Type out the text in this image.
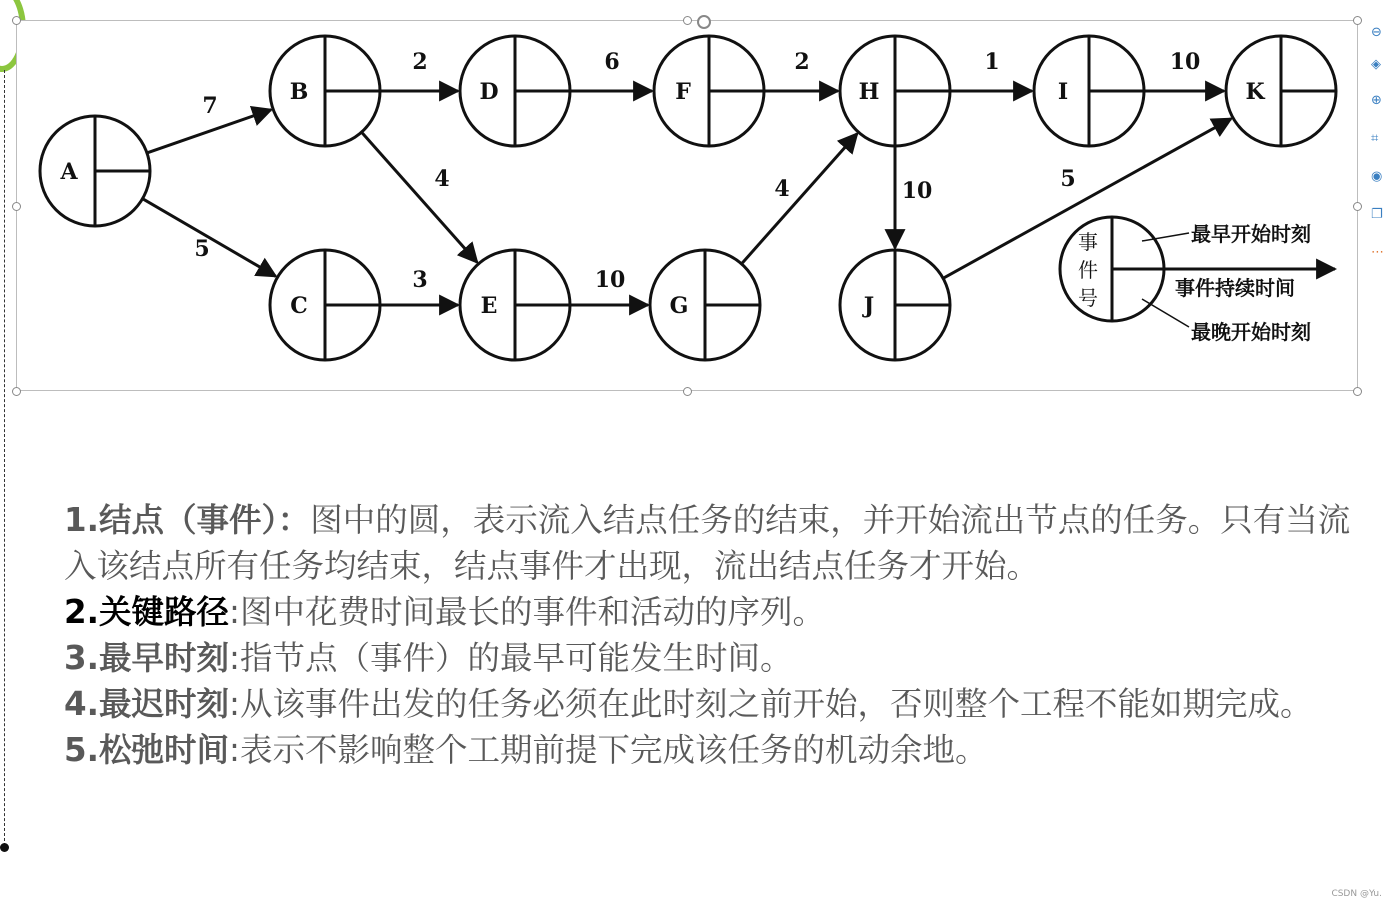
7
5
2
4
3
6
10
2
4
1
10
10
5
A
B
C
D
E
F
G
H	I
J
K
事
件
号
最早开始时刻
事件持续时间
最晚开始时刻
⊖
◈
⊕
⌗
◉
❐
⋯

1.结点（事件）：图中的圆，表示流入结点任务的结束，并开始流出节点的任务。只有当流入该结点所有任务均结束，结点事件才出现，流出结点任务才开始。

2.关键路径:图中花费时间最长的事件和活动的序列。

3.最早时刻:指节点（事件）的最早可能发生时间。

4.最迟时刻:从该事件出发的任务必须在此时刻之前开始，否则整个工程不能如期完成。

5.松弛时间:表示不影响整个工期前提下完成该任务的机动余地。

CSDN @Yu.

■ ■ ■ ■ ■ ■ ■

Task instructions: Reproduce each line exactly, please, except for any pictures.

Finished answer:
Type out the text in this image.
7
5
2
4
3
6
10
2
4
1
10
10
5
A
B
C
D
E
F
G
H	I
J
K
事
件
号
最早开始时刻
事件持续时间
最晚开始时刻
⊖
◈
⊕
⌗
◉
❐
⋯

1.结点（事件）：图中的圆，表示流入结点任务的结束，并开始流出节点的任务。只有当流入该结点所有任务均结束，结点事件才出现，流出结点任务才开始。

2.关键路径:图中花费时间最长的事件和活动的序列。

3.最早时刻:指节点（事件）的最早可能发生时间。

4.最迟时刻:从该事件出发的任务必须在此时刻之前开始，否则整个工程不能如期完成。

5.松弛时间:表示不影响整个工期前提下完成该任务的机动余地。

CSDN @Yu.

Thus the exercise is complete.